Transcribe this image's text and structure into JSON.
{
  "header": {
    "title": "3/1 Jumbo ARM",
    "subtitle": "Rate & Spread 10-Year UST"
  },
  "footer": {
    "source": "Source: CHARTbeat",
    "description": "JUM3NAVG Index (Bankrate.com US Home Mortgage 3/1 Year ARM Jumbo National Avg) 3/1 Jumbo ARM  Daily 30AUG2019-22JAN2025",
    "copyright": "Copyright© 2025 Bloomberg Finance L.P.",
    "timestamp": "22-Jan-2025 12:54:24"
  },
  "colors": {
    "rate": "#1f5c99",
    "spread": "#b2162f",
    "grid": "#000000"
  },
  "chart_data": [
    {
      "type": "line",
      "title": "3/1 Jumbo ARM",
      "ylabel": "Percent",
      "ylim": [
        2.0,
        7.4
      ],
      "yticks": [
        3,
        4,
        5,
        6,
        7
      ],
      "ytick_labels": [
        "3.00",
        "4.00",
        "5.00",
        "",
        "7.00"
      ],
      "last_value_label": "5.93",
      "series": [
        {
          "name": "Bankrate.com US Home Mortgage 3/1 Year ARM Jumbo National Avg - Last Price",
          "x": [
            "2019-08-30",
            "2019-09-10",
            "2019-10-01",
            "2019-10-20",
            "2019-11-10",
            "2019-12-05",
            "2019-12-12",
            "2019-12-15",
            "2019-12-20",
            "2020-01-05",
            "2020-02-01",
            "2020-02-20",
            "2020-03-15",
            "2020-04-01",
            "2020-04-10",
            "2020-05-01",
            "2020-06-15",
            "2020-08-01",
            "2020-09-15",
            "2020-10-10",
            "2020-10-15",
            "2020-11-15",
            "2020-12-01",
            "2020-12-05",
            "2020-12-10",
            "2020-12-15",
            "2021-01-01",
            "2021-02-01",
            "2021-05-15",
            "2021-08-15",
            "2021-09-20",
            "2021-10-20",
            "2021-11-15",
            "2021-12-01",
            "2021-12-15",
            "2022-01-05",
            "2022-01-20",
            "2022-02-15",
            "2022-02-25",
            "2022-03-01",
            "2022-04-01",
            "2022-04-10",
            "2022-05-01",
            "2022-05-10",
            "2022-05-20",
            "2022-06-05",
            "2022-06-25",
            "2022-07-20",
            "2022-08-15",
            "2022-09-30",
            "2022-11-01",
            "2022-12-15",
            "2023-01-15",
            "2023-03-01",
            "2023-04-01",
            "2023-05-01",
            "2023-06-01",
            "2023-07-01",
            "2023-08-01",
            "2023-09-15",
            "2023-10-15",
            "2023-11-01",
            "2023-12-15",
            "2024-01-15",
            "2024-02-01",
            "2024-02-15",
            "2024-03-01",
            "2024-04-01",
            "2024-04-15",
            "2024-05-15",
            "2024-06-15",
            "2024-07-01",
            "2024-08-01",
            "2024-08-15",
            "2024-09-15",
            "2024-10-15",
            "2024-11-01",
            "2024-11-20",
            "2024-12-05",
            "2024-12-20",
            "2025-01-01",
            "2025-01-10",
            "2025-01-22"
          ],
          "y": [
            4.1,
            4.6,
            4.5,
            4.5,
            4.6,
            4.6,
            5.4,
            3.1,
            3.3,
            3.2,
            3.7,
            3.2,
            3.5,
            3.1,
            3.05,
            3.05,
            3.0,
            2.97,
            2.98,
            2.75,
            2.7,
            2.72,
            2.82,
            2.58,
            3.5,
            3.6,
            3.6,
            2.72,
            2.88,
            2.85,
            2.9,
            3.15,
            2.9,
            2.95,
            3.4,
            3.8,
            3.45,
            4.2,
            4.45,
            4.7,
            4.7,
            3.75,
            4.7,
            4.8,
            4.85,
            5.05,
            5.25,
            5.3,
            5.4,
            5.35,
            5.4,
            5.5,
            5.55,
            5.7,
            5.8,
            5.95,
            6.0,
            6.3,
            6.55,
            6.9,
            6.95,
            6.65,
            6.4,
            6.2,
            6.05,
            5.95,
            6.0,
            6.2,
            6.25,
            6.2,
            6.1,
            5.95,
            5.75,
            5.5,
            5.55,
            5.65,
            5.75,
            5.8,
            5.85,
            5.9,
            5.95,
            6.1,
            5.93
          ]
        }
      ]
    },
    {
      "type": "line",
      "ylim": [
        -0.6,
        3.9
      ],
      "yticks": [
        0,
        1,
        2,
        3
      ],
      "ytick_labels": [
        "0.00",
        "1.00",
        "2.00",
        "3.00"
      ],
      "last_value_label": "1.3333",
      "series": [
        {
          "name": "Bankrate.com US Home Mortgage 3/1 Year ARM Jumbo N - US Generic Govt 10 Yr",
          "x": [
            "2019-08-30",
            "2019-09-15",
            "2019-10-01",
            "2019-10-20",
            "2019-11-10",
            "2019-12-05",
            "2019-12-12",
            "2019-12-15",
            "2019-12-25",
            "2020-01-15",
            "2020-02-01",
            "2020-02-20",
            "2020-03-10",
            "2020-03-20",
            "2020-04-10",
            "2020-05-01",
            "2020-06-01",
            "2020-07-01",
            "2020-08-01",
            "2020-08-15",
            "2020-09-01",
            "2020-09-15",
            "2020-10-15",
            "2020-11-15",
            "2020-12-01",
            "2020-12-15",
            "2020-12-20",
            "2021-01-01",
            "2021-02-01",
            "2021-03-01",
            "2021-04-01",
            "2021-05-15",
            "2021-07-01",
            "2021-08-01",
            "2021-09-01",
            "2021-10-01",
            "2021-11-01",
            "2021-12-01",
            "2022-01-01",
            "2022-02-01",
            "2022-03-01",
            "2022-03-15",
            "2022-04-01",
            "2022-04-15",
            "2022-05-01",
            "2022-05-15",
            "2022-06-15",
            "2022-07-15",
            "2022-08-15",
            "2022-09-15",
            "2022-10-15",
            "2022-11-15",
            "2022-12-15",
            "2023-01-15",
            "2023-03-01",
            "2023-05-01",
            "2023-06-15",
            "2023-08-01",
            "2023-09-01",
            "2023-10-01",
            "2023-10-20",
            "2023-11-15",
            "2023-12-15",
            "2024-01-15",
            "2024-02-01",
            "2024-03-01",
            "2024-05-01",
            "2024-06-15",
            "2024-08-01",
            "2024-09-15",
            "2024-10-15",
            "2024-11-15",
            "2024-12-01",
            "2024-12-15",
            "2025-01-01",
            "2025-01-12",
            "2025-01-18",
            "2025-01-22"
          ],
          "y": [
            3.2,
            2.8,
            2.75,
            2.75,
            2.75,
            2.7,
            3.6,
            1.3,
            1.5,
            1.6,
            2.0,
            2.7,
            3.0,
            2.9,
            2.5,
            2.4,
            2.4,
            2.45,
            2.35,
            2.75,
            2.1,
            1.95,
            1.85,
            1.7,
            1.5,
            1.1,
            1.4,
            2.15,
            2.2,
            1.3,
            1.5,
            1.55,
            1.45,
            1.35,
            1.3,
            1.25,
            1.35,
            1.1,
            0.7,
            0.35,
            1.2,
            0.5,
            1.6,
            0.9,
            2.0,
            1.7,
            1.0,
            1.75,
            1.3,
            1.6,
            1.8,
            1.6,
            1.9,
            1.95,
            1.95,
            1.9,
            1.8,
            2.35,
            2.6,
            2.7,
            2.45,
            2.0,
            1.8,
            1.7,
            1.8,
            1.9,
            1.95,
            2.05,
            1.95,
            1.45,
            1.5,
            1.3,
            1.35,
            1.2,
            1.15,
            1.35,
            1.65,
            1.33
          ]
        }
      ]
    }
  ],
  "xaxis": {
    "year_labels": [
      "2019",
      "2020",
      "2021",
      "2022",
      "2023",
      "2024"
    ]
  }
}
════════════════════
## Short exercise
Write the listing out again, exactly as it reads.

## Answer in full
Transcribe this image's text and structure into JSON.
{
  "header": {
    "title": "3/1 Jumbo ARM",
    "subtitle": "Rate & Spread 10-Year UST"
  },
  "footer": {
    "source": "Source: CHARTbeat",
    "description": "JUM3NAVG Index (Bankrate.com US Home Mortgage 3/1 Year ARM Jumbo National Avg) 3/1 Jumbo ARM  Daily 30AUG2019-22JAN2025",
    "copyright": "Copyright© 2025 Bloomberg Finance L.P.",
    "timestamp": "22-Jan-2025 12:54:24"
  },
  "colors": {
    "rate": "#1f5c99",
    "spread": "#b2162f",
    "grid": "#000000"
  },
  "chart_data": [
    {
      "type": "line",
      "title": "3/1 Jumbo ARM",
      "ylabel": "Percent",
      "ylim": [
        2.0,
        7.4
      ],
      "yticks": [
        3,
        4,
        5,
        6,
        7
      ],
      "ytick_labels": [
        "3.00",
        "4.00",
        "5.00",
        "",
        "7.00"
      ],
      "last_value_label": "5.93",
      "series": [
        {
          "name": "Bankrate.com US Home Mortgage 3/1 Year ARM Jumbo National Avg - Last Price",
          "x": [
            "2019-08-30",
            "2019-09-10",
            "2019-10-01",
            "2019-10-20",
            "2019-11-10",
            "2019-12-05",
            "2019-12-12",
            "2019-12-15",
            "2019-12-20",
            "2020-01-05",
            "2020-02-01",
            "2020-02-20",
            "2020-03-15",
            "2020-04-01",
            "2020-04-10",
            "2020-05-01",
            "2020-06-15",
            "2020-08-01",
            "2020-09-15",
            "2020-10-10",
            "2020-10-15",
            "2020-11-15",
            "2020-12-01",
            "2020-12-05",
            "2020-12-10",
            "2020-12-15",
            "2021-01-01",
            "2021-02-01",
            "2021-05-15",
            "2021-08-15",
            "2021-09-20",
            "2021-10-20",
            "2021-11-15",
            "2021-12-01",
            "2021-12-15",
            "2022-01-05",
            "2022-01-20",
            "2022-02-15",
            "2022-02-25",
            "2022-03-01",
            "2022-04-01",
            "2022-04-10",
            "2022-05-01",
            "2022-05-10",
            "2022-05-20",
            "2022-06-05",
            "2022-06-25",
            "2022-07-20",
            "2022-08-15",
            "2022-09-30",
            "2022-11-01",
            "2022-12-15",
            "2023-01-15",
            "2023-03-01",
            "2023-04-01",
            "2023-05-01",
            "2023-06-01",
            "2023-07-01",
            "2023-08-01",
            "2023-09-15",
            "2023-10-15",
            "2023-11-01",
            "2023-12-15",
            "2024-01-15",
            "2024-02-01",
            "2024-02-15",
            "2024-03-01",
            "2024-04-01",
            "2024-04-15",
            "2024-05-15",
            "2024-06-15",
            "2024-07-01",
            "2024-08-01",
            "2024-08-15",
            "2024-09-15",
            "2024-10-15",
            "2024-11-01",
            "2024-11-20",
            "2024-12-05",
            "2024-12-20",
            "2025-01-01",
            "2025-01-10",
            "2025-01-22"
          ],
          "y": [
            4.1,
            4.6,
            4.5,
            4.5,
            4.6,
            4.6,
            5.4,
            3.1,
            3.3,
            3.2,
            3.7,
            3.2,
            3.5,
            3.1,
            3.05,
            3.05,
            3.0,
            2.97,
            2.98,
            2.75,
            2.7,
            2.72,
            2.82,
            2.58,
            3.5,
            3.6,
            3.6,
            2.72,
            2.88,
            2.85,
            2.9,
            3.15,
            2.9,
            2.95,
            3.4,
            3.8,
            3.45,
            4.2,
            4.45,
            4.7,
            4.7,
            3.75,
            4.7,
            4.8,
            4.85,
            5.05,
            5.25,
            5.3,
            5.4,
            5.35,
            5.4,
            5.5,
            5.55,
            5.7,
            5.8,
            5.95,
            6.0,
            6.3,
            6.55,
            6.9,
            6.95,
            6.65,
            6.4,
            6.2,
            6.05,
            5.95,
            6.0,
            6.2,
            6.25,
            6.2,
            6.1,
            5.95,
            5.75,
            5.5,
            5.55,
            5.65,
            5.75,
            5.8,
            5.85,
            5.9,
            5.95,
            6.1,
            5.93
          ]
        }
      ]
    },
    {
      "type": "line",
      "ylim": [
        -0.6,
        3.9
      ],
      "yticks": [
        0,
        1,
        2,
        3
      ],
      "ytick_labels": [
        "0.00",
        "1.00",
        "2.00",
        "3.00"
      ],
      "last_value_label": "1.3333",
      "series": [
        {
          "name": "Bankrate.com US Home Mortgage 3/1 Year ARM Jumbo N - US Generic Govt 10 Yr",
          "x": [
            "2019-08-30",
            "2019-09-15",
            "2019-10-01",
            "2019-10-20",
            "2019-11-10",
            "2019-12-05",
            "2019-12-12",
            "2019-12-15",
            "2019-12-25",
            "2020-01-15",
            "2020-02-01",
            "2020-02-20",
            "2020-03-10",
            "2020-03-20",
            "2020-04-10",
            "2020-05-01",
            "2020-06-01",
            "2020-07-01",
            "2020-08-01",
            "2020-08-15",
            "2020-09-01",
            "2020-09-15",
            "2020-10-15",
            "2020-11-15",
            "2020-12-01",
            "2020-12-15",
            "2020-12-20",
            "2021-01-01",
            "2021-02-01",
            "2021-03-01",
            "2021-04-01",
            "2021-05-15",
            "2021-07-01",
            "2021-08-01",
            "2021-09-01",
            "2021-10-01",
            "2021-11-01",
            "2021-12-01",
            "2022-01-01",
            "2022-02-01",
            "2022-03-01",
            "2022-03-15",
            "2022-04-01",
            "2022-04-15",
            "2022-05-01",
            "2022-05-15",
            "2022-06-15",
            "2022-07-15",
            "2022-08-15",
            "2022-09-15",
            "2022-10-15",
            "2022-11-15",
            "2022-12-15",
            "2023-01-15",
            "2023-03-01",
            "2023-05-01",
            "2023-06-15",
            "2023-08-01",
            "2023-09-01",
            "2023-10-01",
            "2023-10-20",
            "2023-11-15",
            "2023-12-15",
            "2024-01-15",
            "2024-02-01",
            "2024-03-01",
            "2024-05-01",
            "2024-06-15",
            "2024-08-01",
            "2024-09-15",
            "2024-10-15",
            "2024-11-15",
            "2024-12-01",
            "2024-12-15",
            "2025-01-01",
            "2025-01-12",
            "2025-01-18",
            "2025-01-22"
          ],
          "y": [
            3.2,
            2.8,
            2.75,
            2.75,
            2.75,
            2.7,
            3.6,
            1.3,
            1.5,
            1.6,
            2.0,
            2.7,
            3.0,
            2.9,
            2.5,
            2.4,
            2.4,
            2.45,
            2.35,
            2.75,
            2.1,
            1.95,
            1.85,
            1.7,
            1.5,
            1.1,
            1.4,
            2.15,
            2.2,
            1.3,
            1.5,
            1.55,
            1.45,
            1.35,
            1.3,
            1.25,
            1.35,
            1.1,
            0.7,
            0.35,
            1.2,
            0.5,
            1.6,
            0.9,
            2.0,
            1.7,
            1.0,
            1.75,
            1.3,
            1.6,
            1.8,
            1.6,
            1.9,
            1.95,
            1.95,
            1.9,
            1.8,
            2.35,
            2.6,
            2.7,
            2.45,
            2.0,
            1.8,
            1.7,
            1.8,
            1.9,
            1.95,
            2.05,
            1.95,
            1.45,
            1.5,
            1.3,
            1.35,
            1.2,
            1.15,
            1.35,
            1.65,
            1.33
          ]
        }
      ]
    }
  ],
  "xaxis": {
    "year_labels": [
      "2019",
      "2020",
      "2021",
      "2022",
      "2023",
      "2024"
    ]
  }
}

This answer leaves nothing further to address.